| EXERCISE GOAL |
Check each line of the material. Copy those containing "name".

| ROWS |
========================

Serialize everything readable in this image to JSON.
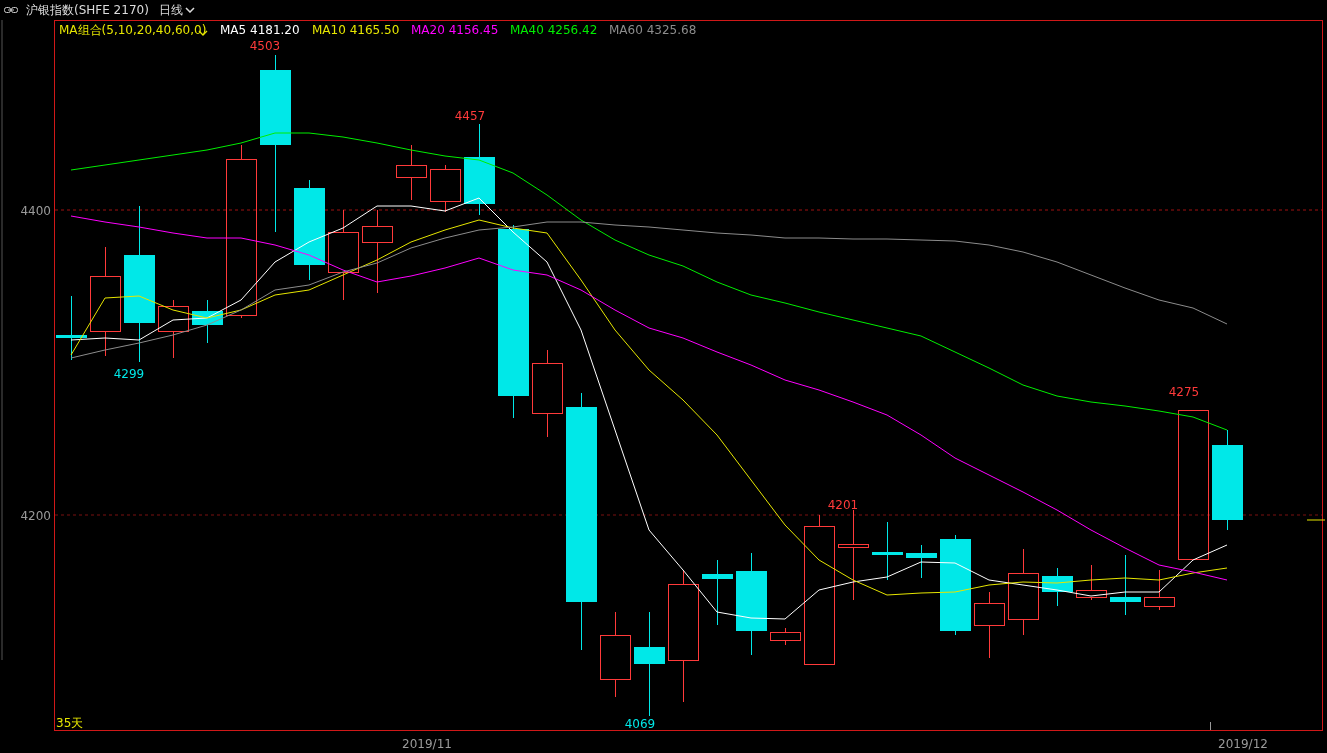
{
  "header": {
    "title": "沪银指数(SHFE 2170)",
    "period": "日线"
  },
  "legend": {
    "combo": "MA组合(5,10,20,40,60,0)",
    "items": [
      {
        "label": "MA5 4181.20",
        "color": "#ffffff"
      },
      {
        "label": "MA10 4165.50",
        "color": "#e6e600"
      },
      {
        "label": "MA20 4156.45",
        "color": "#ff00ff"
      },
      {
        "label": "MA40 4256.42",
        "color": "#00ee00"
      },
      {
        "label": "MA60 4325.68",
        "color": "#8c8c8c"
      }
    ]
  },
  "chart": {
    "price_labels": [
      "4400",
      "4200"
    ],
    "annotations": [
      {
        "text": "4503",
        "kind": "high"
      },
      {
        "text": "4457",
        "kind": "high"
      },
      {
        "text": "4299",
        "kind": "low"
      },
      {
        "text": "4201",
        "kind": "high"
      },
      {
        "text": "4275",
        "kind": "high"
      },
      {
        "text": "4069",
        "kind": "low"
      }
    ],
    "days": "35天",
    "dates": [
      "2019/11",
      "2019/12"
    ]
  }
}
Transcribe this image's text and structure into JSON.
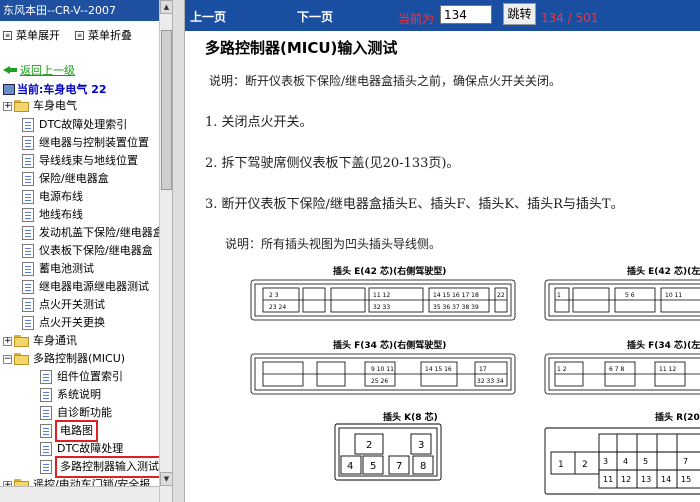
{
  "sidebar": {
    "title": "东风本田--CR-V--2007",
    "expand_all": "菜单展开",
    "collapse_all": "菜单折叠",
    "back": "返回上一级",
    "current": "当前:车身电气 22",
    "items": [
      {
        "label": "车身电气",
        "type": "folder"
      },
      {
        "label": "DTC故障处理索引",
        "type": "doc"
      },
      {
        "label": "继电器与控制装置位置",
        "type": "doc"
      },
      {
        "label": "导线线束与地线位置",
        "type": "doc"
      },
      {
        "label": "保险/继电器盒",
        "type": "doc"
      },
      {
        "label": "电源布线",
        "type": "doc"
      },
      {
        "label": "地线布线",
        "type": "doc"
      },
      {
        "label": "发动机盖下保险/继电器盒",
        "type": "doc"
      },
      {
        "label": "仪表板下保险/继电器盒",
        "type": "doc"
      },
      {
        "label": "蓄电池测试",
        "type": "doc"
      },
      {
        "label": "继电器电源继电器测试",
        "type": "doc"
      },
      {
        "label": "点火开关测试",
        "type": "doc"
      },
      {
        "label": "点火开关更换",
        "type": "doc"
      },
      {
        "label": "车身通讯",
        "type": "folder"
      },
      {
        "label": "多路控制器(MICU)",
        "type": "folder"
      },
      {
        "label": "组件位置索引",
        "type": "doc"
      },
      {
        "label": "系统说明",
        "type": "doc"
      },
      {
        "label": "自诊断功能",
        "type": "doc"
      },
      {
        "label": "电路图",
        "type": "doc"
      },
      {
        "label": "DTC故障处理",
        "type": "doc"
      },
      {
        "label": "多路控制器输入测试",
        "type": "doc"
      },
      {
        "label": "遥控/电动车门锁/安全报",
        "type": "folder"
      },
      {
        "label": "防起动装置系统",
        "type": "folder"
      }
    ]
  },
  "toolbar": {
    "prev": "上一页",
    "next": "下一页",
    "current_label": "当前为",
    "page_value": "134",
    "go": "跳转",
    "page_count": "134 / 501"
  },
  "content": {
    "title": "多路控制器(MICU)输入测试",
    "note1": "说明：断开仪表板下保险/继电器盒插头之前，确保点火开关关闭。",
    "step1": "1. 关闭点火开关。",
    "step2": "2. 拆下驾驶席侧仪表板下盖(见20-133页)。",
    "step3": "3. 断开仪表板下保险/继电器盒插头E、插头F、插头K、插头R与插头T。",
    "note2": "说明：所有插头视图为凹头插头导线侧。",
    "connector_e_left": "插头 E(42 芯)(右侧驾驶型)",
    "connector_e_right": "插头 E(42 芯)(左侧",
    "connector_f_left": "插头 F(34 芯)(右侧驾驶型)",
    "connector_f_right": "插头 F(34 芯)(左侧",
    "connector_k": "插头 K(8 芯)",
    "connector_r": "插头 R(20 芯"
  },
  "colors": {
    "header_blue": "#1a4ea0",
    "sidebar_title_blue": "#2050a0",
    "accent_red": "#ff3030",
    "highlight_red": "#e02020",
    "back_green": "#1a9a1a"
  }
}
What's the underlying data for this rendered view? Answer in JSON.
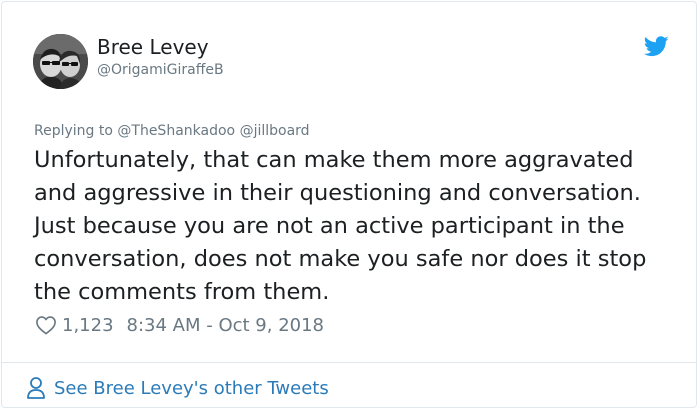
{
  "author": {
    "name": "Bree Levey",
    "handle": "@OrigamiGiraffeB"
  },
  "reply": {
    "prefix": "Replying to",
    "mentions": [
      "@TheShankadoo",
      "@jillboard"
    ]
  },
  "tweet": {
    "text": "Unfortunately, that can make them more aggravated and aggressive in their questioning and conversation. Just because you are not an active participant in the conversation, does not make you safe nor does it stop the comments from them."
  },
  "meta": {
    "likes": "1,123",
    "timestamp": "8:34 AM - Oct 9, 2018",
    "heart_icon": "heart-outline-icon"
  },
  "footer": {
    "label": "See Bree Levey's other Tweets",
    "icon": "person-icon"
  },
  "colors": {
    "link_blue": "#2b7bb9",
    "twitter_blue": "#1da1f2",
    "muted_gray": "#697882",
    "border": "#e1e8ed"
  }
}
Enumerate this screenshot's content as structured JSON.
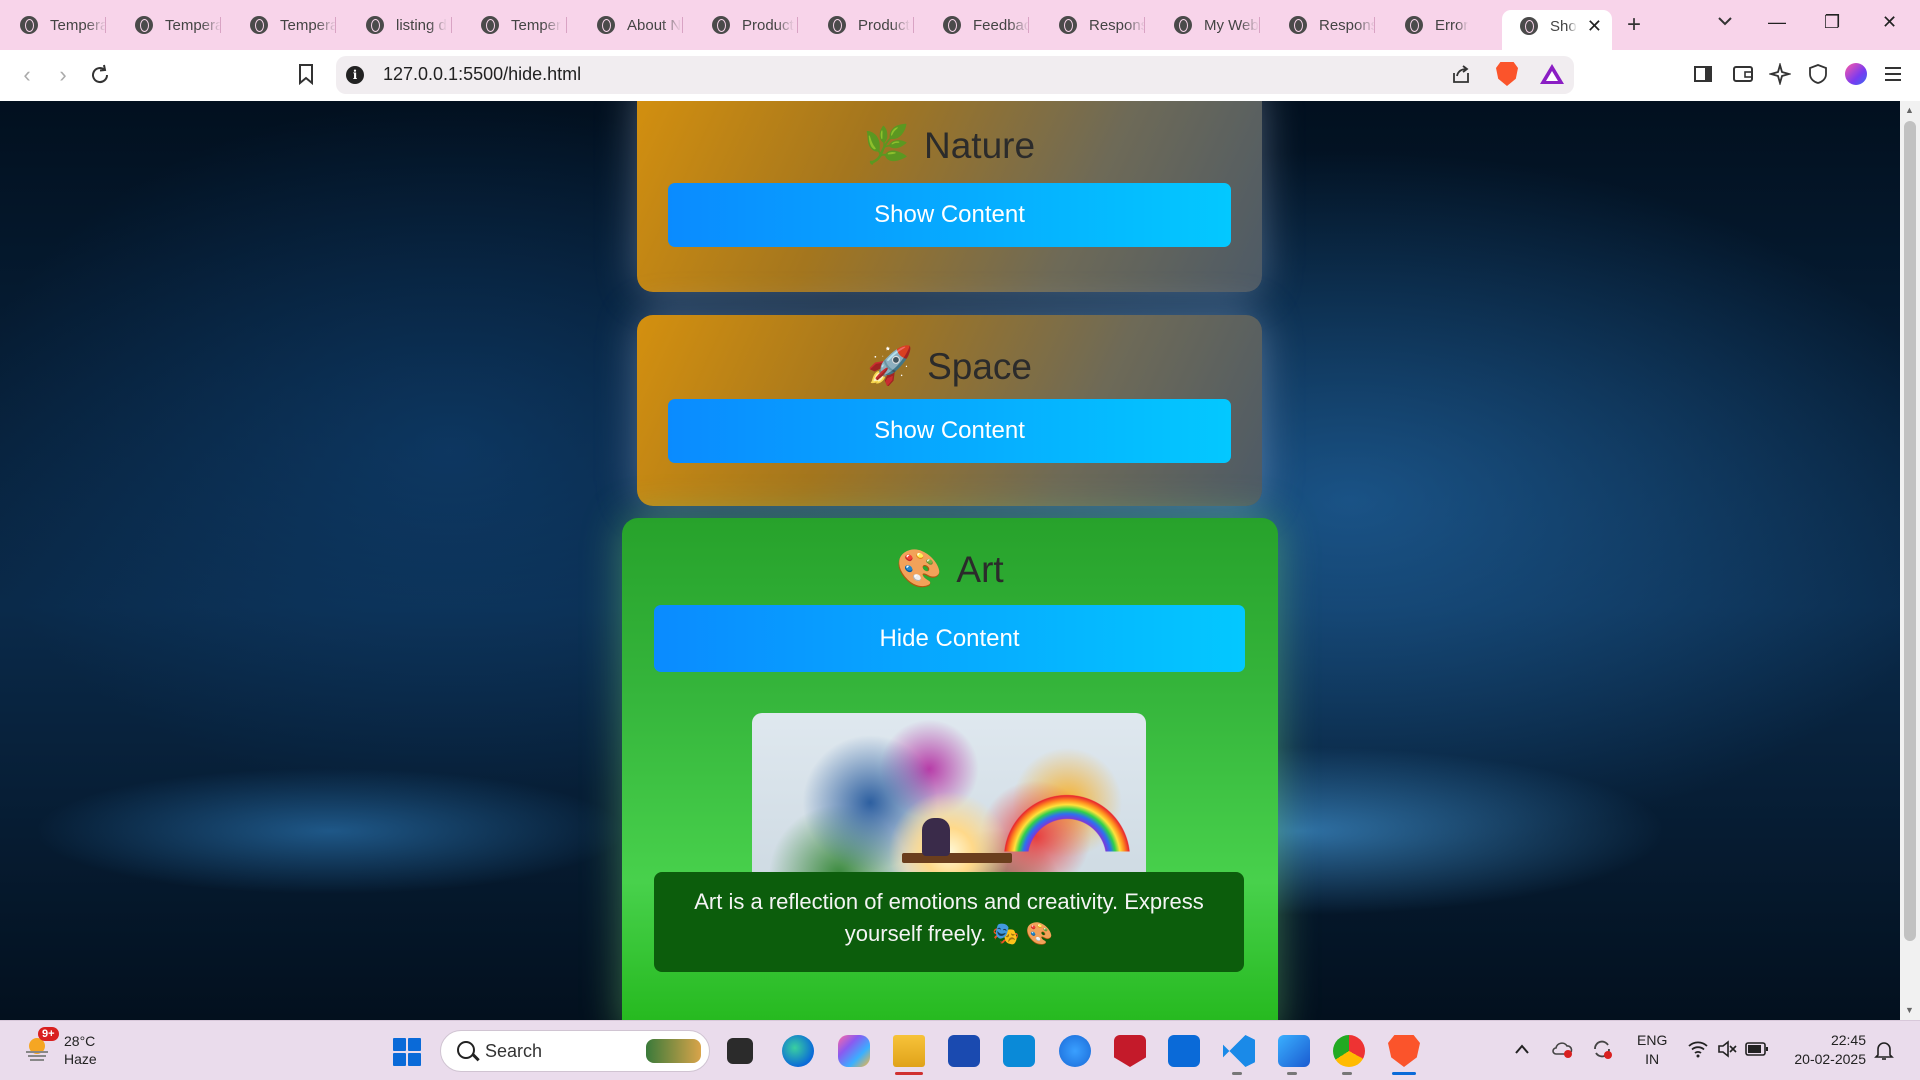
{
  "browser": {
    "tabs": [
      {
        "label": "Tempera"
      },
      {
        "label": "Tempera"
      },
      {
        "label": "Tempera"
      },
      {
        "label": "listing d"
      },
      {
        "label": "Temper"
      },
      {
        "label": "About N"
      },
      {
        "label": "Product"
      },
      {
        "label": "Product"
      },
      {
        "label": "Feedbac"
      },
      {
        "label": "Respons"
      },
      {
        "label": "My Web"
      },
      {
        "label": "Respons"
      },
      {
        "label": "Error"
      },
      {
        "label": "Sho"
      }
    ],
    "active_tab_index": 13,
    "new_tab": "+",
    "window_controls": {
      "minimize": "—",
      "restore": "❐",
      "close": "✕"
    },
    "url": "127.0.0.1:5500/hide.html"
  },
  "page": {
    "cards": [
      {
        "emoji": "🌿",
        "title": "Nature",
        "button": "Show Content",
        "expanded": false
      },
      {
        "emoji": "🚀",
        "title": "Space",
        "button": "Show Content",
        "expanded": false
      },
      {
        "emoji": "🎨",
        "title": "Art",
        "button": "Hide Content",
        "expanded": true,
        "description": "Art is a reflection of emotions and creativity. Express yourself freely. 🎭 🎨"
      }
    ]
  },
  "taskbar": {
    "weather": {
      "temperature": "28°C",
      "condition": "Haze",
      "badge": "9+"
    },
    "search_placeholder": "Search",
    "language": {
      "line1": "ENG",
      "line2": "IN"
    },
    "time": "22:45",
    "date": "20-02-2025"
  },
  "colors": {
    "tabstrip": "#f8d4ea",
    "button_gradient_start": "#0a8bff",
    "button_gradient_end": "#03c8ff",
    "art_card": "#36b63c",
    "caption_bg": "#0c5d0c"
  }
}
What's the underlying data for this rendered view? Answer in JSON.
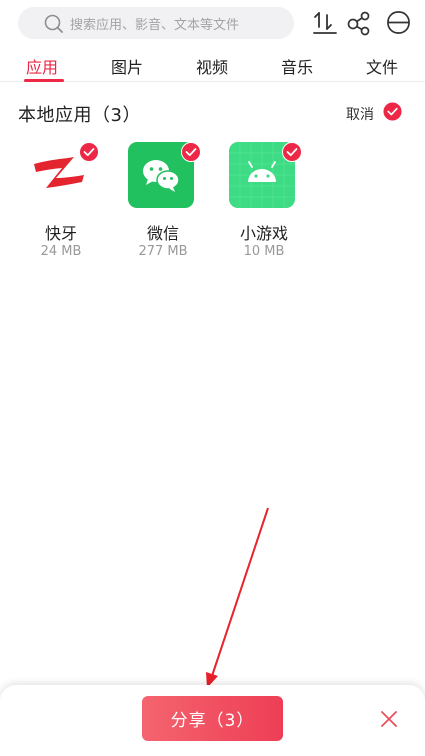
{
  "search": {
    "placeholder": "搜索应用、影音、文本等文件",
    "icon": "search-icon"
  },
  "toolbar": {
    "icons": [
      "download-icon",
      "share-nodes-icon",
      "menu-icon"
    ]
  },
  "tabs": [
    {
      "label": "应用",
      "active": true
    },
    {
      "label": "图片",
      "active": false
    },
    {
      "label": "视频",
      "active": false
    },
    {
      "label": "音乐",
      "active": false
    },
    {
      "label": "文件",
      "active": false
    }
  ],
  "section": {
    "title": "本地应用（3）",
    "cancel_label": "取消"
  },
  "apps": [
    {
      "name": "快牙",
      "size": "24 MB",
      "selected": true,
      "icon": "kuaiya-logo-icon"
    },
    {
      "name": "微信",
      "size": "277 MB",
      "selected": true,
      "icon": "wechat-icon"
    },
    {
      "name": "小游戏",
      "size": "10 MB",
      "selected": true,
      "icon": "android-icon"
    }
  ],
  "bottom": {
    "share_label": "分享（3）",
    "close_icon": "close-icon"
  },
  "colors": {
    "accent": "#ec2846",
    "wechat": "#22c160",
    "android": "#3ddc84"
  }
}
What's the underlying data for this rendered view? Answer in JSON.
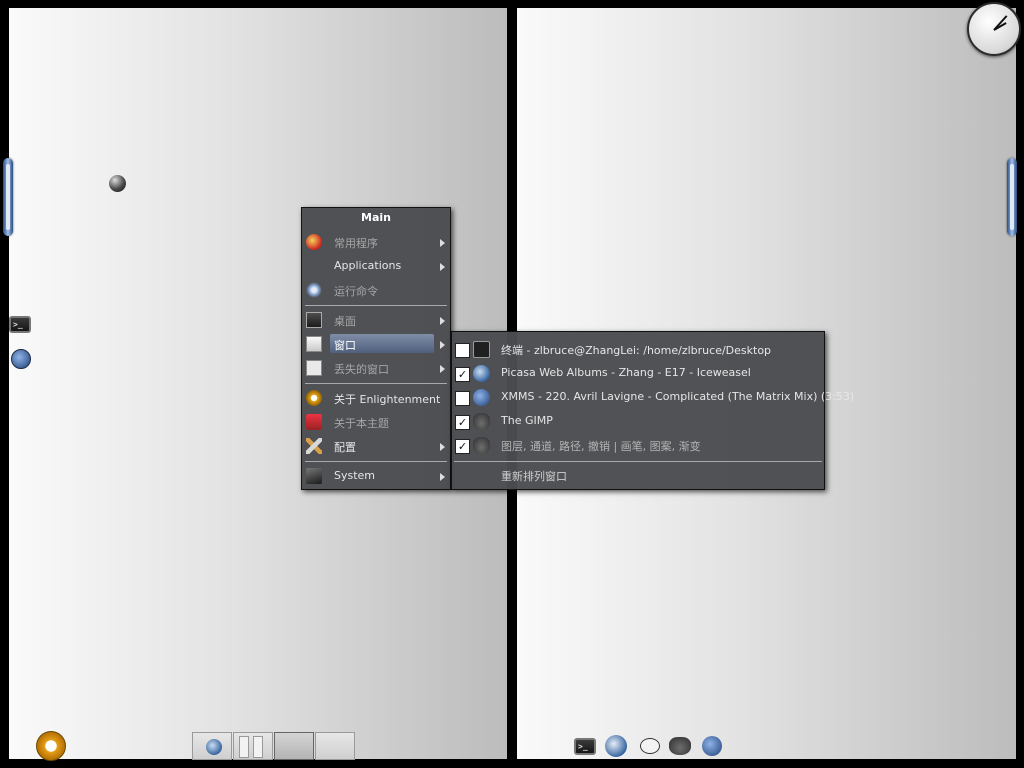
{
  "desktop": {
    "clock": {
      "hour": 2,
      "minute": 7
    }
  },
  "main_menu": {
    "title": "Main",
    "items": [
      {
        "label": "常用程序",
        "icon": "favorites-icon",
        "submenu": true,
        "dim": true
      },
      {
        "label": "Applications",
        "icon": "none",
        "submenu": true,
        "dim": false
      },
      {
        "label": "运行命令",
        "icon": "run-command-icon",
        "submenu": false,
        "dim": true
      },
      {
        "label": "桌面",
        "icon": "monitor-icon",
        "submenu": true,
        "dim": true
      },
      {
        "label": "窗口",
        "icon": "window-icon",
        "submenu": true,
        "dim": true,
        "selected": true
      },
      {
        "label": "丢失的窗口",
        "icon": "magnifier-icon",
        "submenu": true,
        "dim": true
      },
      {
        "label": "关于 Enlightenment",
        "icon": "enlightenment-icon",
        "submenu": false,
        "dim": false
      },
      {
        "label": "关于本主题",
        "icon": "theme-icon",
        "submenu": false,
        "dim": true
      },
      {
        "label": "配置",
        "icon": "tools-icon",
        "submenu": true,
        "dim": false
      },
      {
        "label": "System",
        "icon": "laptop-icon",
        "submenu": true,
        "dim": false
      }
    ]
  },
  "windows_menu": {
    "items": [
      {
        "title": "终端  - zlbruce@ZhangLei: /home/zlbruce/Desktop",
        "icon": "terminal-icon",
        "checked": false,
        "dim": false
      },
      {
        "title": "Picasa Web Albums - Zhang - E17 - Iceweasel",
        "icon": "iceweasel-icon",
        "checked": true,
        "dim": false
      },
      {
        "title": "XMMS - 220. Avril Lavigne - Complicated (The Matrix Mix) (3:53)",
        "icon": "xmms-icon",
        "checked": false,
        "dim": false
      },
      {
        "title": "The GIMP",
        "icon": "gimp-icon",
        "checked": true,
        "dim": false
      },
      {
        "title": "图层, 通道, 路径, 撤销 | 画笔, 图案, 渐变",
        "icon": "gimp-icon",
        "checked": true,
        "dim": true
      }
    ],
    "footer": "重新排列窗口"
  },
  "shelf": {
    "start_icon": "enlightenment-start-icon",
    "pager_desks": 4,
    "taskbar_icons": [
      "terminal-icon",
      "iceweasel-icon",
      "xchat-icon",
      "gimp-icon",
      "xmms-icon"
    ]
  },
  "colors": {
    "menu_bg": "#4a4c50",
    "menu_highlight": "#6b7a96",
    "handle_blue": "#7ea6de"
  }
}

========================

| THE SOLUTION |
    "name": "Bree Levey",
      "name": "快牙",
      "name": "微信",
      "name": "小游戏",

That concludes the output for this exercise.